(Collection entries)

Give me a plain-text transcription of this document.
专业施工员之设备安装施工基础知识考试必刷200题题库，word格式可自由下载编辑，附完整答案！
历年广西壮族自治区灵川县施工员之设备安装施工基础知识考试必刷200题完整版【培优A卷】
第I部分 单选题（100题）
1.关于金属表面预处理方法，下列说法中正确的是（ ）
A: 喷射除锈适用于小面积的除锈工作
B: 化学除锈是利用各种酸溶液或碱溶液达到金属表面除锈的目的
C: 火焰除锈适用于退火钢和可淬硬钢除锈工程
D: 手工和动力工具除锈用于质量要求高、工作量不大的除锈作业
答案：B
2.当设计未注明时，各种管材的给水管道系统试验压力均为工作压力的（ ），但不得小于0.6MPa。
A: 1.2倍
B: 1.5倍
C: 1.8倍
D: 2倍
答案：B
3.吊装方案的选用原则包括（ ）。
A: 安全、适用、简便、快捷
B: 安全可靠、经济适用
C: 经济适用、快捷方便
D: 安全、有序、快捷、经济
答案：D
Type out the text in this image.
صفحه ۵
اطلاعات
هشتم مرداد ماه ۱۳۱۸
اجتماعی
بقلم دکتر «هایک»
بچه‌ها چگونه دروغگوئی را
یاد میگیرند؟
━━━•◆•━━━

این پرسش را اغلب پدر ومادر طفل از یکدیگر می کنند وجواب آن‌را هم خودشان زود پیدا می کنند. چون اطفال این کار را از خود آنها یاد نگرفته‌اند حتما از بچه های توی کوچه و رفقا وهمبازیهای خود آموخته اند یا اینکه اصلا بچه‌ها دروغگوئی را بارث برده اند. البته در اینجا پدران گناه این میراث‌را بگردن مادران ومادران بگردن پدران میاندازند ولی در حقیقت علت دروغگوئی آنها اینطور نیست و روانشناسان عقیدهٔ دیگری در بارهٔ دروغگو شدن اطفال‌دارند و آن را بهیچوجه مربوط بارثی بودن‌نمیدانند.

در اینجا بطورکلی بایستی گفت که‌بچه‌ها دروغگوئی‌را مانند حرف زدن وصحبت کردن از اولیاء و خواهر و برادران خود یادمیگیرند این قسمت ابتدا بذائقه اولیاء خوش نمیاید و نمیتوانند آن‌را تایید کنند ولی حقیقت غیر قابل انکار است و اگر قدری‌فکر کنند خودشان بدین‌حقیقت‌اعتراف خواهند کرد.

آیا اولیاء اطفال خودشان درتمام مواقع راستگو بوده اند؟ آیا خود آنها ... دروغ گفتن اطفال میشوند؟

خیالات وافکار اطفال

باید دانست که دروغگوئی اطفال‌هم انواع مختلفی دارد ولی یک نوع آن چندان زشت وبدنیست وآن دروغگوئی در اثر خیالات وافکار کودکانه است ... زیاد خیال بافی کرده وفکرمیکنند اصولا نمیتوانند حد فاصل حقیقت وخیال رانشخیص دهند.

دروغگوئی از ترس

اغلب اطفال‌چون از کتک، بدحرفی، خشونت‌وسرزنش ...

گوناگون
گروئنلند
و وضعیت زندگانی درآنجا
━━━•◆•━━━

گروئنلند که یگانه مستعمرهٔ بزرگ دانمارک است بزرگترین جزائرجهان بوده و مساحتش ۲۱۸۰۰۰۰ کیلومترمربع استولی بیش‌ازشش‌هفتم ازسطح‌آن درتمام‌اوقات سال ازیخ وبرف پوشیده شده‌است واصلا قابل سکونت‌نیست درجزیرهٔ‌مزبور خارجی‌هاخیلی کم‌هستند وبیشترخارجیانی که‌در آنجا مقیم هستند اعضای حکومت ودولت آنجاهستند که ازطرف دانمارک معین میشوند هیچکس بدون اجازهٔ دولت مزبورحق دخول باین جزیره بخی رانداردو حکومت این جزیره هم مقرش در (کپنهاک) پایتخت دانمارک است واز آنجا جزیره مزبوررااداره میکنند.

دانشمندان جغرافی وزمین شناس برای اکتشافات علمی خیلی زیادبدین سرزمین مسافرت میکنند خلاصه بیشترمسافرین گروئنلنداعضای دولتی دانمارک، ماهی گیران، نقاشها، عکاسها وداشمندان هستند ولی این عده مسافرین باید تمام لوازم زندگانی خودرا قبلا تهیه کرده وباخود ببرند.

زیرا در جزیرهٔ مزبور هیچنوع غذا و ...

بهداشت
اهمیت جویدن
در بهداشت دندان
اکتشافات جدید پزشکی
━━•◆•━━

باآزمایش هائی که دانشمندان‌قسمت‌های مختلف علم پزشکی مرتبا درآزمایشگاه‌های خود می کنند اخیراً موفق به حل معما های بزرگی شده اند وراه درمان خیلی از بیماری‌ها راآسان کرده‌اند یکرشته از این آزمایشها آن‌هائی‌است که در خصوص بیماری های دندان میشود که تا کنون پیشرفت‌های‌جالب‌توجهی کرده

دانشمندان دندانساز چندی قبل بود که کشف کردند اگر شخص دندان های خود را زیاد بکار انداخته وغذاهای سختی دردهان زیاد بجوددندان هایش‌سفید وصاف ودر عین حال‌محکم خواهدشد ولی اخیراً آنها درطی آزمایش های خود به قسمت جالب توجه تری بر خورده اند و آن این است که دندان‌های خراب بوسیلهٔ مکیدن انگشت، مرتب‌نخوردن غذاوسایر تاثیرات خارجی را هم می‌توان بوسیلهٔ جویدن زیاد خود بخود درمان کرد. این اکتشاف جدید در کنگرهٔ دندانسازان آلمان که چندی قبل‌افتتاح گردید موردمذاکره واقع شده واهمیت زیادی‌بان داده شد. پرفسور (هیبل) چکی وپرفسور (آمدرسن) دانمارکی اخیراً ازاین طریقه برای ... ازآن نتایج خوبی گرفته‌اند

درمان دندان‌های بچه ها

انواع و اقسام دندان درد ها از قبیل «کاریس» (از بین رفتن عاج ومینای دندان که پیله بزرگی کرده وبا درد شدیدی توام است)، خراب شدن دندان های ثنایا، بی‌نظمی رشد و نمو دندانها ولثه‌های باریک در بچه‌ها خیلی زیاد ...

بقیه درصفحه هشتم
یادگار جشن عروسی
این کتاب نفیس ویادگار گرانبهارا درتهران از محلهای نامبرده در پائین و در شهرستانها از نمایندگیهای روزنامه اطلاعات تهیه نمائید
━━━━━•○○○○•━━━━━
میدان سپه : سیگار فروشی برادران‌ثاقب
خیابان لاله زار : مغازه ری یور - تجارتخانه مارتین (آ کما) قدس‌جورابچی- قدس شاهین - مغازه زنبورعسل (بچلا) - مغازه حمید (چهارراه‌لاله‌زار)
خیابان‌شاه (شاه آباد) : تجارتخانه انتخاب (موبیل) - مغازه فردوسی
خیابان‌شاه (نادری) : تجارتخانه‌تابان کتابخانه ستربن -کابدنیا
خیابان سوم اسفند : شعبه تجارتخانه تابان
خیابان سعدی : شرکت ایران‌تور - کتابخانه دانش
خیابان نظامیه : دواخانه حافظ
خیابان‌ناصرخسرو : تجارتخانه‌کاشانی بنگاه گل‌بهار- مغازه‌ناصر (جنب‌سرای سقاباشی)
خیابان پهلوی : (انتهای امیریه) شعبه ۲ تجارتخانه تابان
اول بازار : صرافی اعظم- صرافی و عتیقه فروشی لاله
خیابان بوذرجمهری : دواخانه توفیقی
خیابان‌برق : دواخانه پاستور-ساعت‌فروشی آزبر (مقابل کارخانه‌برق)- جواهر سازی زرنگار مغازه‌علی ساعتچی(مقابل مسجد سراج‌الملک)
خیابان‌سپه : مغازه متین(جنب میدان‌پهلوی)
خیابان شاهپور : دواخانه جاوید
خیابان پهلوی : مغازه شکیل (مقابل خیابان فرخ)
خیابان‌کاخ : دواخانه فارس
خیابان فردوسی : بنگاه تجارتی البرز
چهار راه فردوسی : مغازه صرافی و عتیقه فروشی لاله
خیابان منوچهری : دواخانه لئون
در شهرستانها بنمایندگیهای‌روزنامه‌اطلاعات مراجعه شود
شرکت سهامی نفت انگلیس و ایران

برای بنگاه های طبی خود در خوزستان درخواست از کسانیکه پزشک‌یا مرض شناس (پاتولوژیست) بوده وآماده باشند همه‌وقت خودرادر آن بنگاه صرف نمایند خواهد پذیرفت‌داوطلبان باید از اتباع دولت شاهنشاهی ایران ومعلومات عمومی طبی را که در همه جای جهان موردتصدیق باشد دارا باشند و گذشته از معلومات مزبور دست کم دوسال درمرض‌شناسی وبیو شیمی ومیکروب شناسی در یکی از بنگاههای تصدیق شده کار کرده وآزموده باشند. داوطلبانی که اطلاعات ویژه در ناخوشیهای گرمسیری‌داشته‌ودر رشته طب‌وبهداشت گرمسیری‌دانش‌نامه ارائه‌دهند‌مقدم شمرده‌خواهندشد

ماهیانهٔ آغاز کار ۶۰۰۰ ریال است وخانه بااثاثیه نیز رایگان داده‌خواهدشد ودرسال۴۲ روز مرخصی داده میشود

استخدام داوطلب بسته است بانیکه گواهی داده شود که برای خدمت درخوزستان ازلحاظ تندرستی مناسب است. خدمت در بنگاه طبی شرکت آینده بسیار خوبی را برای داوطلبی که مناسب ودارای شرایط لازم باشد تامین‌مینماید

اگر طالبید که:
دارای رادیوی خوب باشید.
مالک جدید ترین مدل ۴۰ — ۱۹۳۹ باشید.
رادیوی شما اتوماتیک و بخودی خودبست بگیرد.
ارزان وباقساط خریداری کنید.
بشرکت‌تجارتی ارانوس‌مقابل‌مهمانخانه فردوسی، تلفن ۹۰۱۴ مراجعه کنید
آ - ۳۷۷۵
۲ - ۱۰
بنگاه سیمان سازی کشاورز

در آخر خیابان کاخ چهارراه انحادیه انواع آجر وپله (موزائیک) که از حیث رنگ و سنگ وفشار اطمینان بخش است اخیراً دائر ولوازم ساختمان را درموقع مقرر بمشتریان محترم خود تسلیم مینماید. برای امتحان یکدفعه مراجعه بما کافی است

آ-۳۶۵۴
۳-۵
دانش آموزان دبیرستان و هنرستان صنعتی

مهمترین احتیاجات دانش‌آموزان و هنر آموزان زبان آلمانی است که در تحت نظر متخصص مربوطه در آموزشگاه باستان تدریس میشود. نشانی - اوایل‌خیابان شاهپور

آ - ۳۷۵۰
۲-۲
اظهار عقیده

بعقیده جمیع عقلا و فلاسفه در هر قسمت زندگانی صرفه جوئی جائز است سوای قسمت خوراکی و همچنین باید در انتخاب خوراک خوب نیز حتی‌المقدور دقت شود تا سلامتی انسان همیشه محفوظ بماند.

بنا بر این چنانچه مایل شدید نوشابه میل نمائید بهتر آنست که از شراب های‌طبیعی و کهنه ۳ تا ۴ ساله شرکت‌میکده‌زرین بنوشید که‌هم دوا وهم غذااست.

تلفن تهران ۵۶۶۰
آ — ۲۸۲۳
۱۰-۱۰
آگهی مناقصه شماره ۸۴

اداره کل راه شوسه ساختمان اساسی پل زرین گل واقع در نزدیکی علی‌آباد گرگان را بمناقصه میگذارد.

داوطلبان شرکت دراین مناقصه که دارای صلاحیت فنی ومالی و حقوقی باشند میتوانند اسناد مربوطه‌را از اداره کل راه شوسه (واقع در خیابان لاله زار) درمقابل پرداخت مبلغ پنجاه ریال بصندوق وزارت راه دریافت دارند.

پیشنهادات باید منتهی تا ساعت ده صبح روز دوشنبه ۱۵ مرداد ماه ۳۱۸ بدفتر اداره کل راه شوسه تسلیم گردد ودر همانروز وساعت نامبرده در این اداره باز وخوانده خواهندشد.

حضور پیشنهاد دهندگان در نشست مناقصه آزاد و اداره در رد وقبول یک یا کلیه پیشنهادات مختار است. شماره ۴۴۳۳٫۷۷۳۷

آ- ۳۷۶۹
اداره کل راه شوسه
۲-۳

▶ [Exercise requirements]: Each line that contains the string "تجارتی" counts once; report how many such lines the entries have, giving only the number.

▶ [Exercise result]: 2